Set task: Would you retype all of these records exactly?

--

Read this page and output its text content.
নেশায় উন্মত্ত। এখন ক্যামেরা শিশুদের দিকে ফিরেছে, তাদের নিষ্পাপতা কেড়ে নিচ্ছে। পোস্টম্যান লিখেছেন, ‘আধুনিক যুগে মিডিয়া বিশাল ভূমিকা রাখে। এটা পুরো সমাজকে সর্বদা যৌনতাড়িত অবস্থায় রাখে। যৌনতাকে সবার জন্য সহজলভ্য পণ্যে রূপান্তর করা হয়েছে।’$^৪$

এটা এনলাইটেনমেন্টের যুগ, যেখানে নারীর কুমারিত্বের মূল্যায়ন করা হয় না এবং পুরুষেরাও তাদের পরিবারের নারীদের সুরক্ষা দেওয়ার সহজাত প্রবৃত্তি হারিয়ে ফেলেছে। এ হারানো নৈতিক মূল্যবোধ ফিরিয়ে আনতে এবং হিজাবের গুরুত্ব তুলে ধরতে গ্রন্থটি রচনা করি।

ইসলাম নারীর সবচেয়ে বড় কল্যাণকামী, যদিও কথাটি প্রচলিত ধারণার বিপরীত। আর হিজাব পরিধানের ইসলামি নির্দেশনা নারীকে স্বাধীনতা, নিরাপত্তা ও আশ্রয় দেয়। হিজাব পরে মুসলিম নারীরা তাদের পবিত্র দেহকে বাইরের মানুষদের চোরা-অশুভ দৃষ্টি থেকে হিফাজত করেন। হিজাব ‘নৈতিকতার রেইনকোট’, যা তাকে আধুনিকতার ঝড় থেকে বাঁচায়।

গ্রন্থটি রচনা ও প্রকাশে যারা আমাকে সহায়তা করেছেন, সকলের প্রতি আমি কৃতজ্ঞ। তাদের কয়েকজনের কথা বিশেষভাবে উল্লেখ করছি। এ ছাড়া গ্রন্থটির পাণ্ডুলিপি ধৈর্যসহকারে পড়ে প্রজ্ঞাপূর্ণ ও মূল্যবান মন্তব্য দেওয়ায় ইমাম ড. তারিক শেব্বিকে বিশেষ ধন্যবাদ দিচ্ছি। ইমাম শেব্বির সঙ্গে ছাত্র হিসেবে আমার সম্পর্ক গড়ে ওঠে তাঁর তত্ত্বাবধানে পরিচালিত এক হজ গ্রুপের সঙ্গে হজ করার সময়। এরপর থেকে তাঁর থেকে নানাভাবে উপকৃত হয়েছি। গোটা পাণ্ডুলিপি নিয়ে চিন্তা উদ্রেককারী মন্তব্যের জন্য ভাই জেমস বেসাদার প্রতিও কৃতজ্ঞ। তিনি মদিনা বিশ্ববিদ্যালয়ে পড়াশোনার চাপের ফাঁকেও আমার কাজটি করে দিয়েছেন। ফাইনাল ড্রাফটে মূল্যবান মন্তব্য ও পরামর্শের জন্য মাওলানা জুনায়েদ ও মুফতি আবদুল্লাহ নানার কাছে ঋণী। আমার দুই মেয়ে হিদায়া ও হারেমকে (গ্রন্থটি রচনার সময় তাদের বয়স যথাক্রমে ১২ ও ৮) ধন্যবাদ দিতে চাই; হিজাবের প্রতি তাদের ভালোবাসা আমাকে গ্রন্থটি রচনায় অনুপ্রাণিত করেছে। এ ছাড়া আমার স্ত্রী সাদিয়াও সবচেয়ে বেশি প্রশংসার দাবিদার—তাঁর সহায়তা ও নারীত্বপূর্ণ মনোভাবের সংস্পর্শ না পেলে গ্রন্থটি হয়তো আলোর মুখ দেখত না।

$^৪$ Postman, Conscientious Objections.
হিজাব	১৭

--

Result below:
Read this page and output its text content.
নেশায় উন্মত্ত। এখন ক্যামেরা শিশুদের দিকে ফিরেছে, তাদের নিষ্পাপতা কেড়ে নিচ্ছে। পোস্টম্যান লিখেছেন, ‘আধুনিক যুগে মিডিয়া বিশাল ভূমিকা রাখে। এটা পুরো সমাজকে সর্বদা যৌনতাড়িত অবস্থায় রাখে। যৌনতাকে সবার জন্য সহজলভ্য পণ্যে রূপান্তর করা হয়েছে।’$^৪$

এটা এনলাইটেনমেন্টের যুগ, যেখানে নারীর কুমারিত্বের মূল্যায়ন করা হয় না এবং পুরুষেরাও তাদের পরিবারের নারীদের সুরক্ষা দেওয়ার সহজাত প্রবৃত্তি হারিয়ে ফেলেছে। এ হারানো নৈতিক মূল্যবোধ ফিরিয়ে আনতে এবং হিজাবের গুরুত্ব তুলে ধরতে গ্রন্থটি রচনা করি।

ইসলাম নারীর সবচেয়ে বড় কল্যাণকামী, যদিও কথাটি প্রচলিত ধারণার বিপরীত। আর হিজাব পরিধানের ইসলামি নির্দেশনা নারীকে স্বাধীনতা, নিরাপত্তা ও আশ্রয় দেয়। হিজাব পরে মুসলিম নারীরা তাদের পবিত্র দেহকে বাইরের মানুষদের চোরা-অশুভ দৃষ্টি থেকে হিফাজত করেন। হিজাব ‘নৈতিকতার রেইনকোট’, যা তাকে আধুনিকতার ঝড় থেকে বাঁচায়।

গ্রন্থটি রচনা ও প্রকাশে যারা আমাকে সহায়তা করেছেন, সকলের প্রতি আমি কৃতজ্ঞ। তাদের কয়েকজনের কথা বিশেষভাবে উল্লেখ করছি। এ ছাড়া গ্রন্থটির পাণ্ডুলিপি ধৈর্যসহকারে পড়ে প্রজ্ঞাপূর্ণ ও মূল্যবান মন্তব্য দেওয়ায় ইমাম ড. তারিক শেব্বিকে বিশেষ ধন্যবাদ দিচ্ছি। ইমাম শেব্বির সঙ্গে ছাত্র হিসেবে আমার সম্পর্ক গড়ে ওঠে তাঁর তত্ত্বাবধানে পরিচালিত এক হজ গ্রুপের সঙ্গে হজ করার সময়। এরপর থেকে তাঁর থেকে নানাভাবে উপকৃত হয়েছি। গোটা পাণ্ডুলিপি নিয়ে চিন্তা উদ্রেককারী মন্তব্যের জন্য ভাই জেমস বেসাদার প্রতিও কৃতজ্ঞ। তিনি মদিনা বিশ্ববিদ্যালয়ে পড়াশোনার চাপের ফাঁকেও আমার কাজটি করে দিয়েছেন। ফাইনাল ড্রাফটে মূল্যবান মন্তব্য ও পরামর্শের জন্য মাওলানা জুনায়েদ ও মুফতি আবদুল্লাহ নানার কাছে ঋণী। আমার দুই মেয়ে হিদায়া ও হারেমকে (গ্রন্থটি রচনার সময় তাদের বয়স যথাক্রমে ১২ ও ৮) ধন্যবাদ দিতে চাই; হিজাবের প্রতি তাদের ভালোবাসা আমাকে গ্রন্থটি রচনায় অনুপ্রাণিত করেছে। এ ছাড়া আমার স্ত্রী সাদিয়াও সবচেয়ে বেশি প্রশংসার দাবিদার—তাঁর সহায়তা ও নারীত্বপূর্ণ মনোভাবের সংস্পর্শ না পেলে গ্রন্থটি হয়তো আলোর মুখ দেখত না।

$^৪$ Postman, Conscientious Objections.
হিজাব	১৭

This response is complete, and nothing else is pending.